## Directive
Lines containing the word "zjazdu" are to be counted; state their number and nothing further.
*****
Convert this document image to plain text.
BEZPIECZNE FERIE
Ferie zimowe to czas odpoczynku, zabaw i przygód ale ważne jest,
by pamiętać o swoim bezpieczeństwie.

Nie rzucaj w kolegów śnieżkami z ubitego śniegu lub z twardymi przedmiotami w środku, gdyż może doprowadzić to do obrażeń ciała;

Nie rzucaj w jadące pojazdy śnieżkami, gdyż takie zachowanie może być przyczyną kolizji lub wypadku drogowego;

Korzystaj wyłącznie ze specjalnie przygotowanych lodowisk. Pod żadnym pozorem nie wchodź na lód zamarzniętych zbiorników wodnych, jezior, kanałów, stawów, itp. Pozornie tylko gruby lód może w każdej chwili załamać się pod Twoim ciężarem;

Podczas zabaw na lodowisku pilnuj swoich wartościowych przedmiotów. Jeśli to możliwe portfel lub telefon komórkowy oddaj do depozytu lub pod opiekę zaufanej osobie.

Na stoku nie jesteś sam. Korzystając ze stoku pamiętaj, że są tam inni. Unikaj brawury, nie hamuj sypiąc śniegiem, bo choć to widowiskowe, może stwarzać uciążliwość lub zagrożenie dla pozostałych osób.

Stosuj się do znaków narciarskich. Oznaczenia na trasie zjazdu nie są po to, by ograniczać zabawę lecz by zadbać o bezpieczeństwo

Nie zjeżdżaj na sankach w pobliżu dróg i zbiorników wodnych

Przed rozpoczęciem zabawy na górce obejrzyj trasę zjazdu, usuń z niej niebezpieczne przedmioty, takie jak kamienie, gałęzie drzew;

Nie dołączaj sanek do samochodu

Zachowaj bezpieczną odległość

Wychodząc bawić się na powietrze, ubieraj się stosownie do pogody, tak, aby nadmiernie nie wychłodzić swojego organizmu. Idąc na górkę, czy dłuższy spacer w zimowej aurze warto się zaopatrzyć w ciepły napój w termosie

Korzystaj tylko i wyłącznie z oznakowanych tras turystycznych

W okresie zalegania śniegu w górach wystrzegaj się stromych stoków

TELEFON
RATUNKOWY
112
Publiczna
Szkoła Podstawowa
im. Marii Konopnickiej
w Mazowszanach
*****
## The output
2